═══ RECORD EXTRACTS

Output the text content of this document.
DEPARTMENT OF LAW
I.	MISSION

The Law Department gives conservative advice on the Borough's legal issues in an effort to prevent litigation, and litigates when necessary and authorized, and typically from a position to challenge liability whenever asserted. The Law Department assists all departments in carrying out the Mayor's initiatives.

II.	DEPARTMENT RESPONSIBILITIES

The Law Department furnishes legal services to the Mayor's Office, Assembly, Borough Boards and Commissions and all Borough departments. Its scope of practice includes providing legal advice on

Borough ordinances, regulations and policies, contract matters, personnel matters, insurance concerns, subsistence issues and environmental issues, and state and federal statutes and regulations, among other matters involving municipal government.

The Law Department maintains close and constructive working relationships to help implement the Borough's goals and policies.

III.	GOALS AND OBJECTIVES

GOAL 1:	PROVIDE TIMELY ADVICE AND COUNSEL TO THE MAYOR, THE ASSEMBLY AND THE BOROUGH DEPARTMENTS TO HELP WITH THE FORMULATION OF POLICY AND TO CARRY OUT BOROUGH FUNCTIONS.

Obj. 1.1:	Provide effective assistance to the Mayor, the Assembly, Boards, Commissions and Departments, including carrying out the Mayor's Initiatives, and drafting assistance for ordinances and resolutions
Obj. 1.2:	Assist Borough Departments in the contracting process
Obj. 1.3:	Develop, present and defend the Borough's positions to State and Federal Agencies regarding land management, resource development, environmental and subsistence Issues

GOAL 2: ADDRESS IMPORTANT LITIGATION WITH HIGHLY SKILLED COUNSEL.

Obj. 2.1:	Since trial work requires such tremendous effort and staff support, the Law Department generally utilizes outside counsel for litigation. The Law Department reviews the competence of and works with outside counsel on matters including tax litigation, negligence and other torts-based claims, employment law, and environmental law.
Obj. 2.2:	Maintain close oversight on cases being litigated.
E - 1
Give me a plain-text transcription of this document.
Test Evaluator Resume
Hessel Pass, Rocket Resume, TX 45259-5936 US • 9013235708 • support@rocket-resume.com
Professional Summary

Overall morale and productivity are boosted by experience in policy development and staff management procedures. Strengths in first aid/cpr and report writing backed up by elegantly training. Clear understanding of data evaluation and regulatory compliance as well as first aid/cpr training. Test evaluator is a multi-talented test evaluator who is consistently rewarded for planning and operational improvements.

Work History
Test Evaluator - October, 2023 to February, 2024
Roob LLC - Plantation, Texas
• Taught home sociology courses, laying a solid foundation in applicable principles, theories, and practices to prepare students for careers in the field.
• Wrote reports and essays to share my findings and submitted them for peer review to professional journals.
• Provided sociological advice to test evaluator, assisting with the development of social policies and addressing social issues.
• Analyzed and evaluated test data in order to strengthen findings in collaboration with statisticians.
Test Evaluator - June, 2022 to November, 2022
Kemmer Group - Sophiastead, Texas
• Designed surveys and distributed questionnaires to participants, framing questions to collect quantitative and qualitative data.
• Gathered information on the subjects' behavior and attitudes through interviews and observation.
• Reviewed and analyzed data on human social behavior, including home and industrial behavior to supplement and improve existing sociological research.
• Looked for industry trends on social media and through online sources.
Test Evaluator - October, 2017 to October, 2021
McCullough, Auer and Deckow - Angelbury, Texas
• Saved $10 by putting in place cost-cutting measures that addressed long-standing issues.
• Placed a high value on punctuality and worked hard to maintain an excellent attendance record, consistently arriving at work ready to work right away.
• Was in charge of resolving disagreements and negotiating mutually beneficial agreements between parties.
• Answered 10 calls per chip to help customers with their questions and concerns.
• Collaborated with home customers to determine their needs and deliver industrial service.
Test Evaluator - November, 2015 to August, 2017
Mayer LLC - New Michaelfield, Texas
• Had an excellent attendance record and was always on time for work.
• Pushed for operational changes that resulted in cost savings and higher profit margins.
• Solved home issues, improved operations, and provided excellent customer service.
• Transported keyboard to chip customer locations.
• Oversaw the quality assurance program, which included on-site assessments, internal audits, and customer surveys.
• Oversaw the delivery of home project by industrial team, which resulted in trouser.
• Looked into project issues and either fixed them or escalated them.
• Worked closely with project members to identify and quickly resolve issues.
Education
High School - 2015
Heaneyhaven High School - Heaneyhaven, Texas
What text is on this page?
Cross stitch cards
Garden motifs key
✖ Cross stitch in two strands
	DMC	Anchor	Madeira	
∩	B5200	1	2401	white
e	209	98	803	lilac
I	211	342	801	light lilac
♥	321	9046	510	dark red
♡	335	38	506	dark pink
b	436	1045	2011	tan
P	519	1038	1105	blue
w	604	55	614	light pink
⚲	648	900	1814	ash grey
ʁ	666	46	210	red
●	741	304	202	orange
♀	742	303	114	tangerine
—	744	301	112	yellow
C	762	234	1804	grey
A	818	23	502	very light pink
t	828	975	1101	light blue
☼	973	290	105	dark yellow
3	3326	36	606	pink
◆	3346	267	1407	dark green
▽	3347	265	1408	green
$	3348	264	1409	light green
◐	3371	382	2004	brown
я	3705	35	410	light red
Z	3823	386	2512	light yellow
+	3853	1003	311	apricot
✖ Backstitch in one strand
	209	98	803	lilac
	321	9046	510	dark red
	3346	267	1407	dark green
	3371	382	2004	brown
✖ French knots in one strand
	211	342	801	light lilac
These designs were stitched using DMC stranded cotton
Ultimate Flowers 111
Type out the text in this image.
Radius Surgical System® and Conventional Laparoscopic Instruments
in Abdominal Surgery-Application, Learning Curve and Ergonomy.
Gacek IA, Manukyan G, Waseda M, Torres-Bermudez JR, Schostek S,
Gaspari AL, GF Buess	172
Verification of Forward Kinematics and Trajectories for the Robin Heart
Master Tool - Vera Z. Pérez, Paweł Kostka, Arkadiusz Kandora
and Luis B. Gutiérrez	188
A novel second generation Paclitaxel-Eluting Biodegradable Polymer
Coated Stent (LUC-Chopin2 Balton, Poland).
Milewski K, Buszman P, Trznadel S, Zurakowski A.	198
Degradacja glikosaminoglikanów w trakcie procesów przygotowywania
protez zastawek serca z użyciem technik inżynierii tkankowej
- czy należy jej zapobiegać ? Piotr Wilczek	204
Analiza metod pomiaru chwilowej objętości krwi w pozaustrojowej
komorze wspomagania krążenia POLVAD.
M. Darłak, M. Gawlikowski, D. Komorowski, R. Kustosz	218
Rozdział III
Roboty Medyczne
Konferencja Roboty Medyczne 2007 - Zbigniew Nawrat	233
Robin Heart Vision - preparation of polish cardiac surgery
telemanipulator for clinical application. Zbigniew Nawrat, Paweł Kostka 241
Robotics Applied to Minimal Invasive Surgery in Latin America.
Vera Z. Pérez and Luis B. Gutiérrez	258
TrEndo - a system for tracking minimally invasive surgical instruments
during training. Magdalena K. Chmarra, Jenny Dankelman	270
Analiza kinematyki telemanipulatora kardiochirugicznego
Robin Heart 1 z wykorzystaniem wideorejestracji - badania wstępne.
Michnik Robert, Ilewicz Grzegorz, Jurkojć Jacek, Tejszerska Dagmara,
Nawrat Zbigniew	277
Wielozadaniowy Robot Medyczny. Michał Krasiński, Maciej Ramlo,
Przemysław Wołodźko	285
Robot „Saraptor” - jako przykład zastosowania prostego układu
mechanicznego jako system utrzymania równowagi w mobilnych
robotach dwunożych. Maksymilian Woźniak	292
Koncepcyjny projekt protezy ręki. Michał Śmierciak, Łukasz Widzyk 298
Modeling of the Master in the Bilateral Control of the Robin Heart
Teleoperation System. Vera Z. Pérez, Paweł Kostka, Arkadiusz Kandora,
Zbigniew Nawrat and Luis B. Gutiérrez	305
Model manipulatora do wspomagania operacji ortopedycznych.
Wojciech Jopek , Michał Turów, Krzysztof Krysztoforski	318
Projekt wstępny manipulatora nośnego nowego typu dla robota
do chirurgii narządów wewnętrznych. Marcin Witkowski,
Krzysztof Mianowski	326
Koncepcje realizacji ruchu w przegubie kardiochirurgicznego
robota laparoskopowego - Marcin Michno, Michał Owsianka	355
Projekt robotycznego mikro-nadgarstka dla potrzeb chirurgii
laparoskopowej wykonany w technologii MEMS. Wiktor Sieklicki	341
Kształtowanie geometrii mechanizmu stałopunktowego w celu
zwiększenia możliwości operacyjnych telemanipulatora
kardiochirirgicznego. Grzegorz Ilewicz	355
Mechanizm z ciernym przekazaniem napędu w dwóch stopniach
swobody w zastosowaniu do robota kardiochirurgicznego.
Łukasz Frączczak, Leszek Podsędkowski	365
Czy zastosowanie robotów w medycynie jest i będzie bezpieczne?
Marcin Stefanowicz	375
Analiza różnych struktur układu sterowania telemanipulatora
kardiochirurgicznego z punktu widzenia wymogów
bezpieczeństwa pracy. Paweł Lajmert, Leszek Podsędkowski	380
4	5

══════

BRIEF: Locate the word "Krzysztof" in the entries, and copy every line where it is found.

OUTPUT FOR THIS TASK:
Wojciech Jopek , Michał Turów, Krzysztof Krysztoforski	318
Krzysztof Mianowski	326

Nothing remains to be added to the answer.